Items from a figure collection:
• • • • • • •
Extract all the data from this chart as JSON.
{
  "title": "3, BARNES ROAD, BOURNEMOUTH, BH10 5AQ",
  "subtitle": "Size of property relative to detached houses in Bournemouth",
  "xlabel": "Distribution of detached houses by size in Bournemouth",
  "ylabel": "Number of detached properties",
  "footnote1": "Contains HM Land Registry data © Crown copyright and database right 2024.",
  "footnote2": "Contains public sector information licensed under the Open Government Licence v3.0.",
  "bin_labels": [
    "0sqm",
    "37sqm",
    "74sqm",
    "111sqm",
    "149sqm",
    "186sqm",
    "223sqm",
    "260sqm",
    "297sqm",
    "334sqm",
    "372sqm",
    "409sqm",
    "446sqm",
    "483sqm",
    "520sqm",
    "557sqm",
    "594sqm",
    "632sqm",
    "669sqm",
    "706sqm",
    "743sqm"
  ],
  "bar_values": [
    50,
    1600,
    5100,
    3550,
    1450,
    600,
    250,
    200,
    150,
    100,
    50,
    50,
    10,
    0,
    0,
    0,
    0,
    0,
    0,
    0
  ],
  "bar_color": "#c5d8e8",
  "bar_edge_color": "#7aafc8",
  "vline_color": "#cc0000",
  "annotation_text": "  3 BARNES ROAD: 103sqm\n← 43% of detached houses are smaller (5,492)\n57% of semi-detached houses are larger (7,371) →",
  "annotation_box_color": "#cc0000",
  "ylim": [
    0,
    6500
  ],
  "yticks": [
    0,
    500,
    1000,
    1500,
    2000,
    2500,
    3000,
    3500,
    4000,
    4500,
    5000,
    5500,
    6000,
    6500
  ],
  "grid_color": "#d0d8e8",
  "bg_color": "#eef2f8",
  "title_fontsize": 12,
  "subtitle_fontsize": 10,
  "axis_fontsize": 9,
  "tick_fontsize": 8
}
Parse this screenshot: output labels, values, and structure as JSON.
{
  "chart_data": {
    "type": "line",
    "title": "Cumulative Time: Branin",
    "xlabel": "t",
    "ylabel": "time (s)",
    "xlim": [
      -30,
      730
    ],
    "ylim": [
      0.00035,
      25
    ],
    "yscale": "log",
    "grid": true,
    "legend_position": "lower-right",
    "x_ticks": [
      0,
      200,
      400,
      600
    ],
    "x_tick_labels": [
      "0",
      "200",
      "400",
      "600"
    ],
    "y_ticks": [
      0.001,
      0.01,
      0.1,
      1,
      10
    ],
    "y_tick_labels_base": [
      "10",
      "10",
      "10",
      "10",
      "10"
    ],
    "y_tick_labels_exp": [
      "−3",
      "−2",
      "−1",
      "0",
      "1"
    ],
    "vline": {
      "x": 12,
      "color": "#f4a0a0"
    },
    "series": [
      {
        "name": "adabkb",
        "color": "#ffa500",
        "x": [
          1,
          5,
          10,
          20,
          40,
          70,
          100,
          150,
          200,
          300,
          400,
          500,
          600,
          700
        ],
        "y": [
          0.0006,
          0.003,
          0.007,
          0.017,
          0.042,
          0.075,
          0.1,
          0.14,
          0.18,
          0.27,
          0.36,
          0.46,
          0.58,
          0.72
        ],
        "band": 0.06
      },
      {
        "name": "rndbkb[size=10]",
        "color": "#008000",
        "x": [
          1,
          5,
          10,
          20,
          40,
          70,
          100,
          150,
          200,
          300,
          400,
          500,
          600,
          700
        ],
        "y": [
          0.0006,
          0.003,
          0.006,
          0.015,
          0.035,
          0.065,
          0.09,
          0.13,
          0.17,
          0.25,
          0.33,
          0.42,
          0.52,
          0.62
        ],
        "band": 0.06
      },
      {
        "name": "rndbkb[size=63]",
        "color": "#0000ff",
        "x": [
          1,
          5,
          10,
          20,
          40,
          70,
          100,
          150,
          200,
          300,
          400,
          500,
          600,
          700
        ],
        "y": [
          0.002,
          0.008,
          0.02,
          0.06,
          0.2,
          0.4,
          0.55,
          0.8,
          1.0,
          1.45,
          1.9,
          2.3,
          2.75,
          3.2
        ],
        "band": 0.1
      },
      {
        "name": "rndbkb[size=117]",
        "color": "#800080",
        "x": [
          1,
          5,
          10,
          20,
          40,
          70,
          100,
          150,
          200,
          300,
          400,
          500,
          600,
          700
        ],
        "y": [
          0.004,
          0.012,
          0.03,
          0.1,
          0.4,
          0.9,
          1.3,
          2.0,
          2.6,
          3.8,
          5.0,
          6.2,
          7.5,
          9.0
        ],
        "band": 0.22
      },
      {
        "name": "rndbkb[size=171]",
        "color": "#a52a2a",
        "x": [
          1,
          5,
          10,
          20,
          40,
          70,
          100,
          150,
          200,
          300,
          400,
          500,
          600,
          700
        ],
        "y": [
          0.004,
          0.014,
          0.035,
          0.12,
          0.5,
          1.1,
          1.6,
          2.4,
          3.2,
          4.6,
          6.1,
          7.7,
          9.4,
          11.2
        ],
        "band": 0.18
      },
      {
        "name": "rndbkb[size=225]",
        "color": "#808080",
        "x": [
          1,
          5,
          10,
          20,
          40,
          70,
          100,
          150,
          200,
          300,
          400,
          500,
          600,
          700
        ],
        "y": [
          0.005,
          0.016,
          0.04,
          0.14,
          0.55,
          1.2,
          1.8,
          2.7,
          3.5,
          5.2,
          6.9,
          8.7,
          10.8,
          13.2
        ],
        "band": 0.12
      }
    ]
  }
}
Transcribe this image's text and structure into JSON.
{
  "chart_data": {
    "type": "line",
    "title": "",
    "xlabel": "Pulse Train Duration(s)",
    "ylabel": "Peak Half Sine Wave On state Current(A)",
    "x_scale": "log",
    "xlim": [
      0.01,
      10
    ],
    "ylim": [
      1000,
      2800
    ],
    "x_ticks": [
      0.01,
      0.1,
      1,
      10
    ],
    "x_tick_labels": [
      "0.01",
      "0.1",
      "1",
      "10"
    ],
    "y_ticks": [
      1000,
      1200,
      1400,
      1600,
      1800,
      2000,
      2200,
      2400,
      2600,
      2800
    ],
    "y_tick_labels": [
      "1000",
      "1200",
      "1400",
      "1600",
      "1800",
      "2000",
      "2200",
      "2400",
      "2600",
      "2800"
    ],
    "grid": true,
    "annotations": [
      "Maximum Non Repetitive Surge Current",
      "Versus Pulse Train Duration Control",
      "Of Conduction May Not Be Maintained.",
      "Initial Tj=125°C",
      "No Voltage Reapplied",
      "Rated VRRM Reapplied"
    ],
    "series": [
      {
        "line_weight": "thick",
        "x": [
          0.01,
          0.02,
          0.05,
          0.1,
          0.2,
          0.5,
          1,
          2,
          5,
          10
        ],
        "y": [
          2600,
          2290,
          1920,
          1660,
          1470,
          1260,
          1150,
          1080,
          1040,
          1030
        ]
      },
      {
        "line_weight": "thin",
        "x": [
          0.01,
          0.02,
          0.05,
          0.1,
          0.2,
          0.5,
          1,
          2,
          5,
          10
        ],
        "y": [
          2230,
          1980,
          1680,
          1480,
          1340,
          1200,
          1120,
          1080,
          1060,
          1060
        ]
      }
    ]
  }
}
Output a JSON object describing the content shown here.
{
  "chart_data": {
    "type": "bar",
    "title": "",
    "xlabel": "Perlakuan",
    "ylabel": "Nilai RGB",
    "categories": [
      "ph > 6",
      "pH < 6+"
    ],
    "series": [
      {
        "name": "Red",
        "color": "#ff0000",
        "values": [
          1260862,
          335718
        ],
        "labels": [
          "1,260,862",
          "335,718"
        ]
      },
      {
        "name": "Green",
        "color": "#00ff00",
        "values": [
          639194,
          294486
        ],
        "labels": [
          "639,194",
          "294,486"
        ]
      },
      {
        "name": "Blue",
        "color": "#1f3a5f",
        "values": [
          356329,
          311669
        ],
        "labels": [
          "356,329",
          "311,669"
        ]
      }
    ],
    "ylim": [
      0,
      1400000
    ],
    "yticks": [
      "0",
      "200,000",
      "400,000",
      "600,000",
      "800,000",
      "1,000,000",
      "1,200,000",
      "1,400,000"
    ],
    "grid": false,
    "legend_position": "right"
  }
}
• • • • • • •
_Task brief:_
Copy out every line in the entries above that holds "Duration".

_Reply to the exercise:_
    "xlabel": "Pulse Train Duration(s)",
      "Versus Pulse Train Duration Control",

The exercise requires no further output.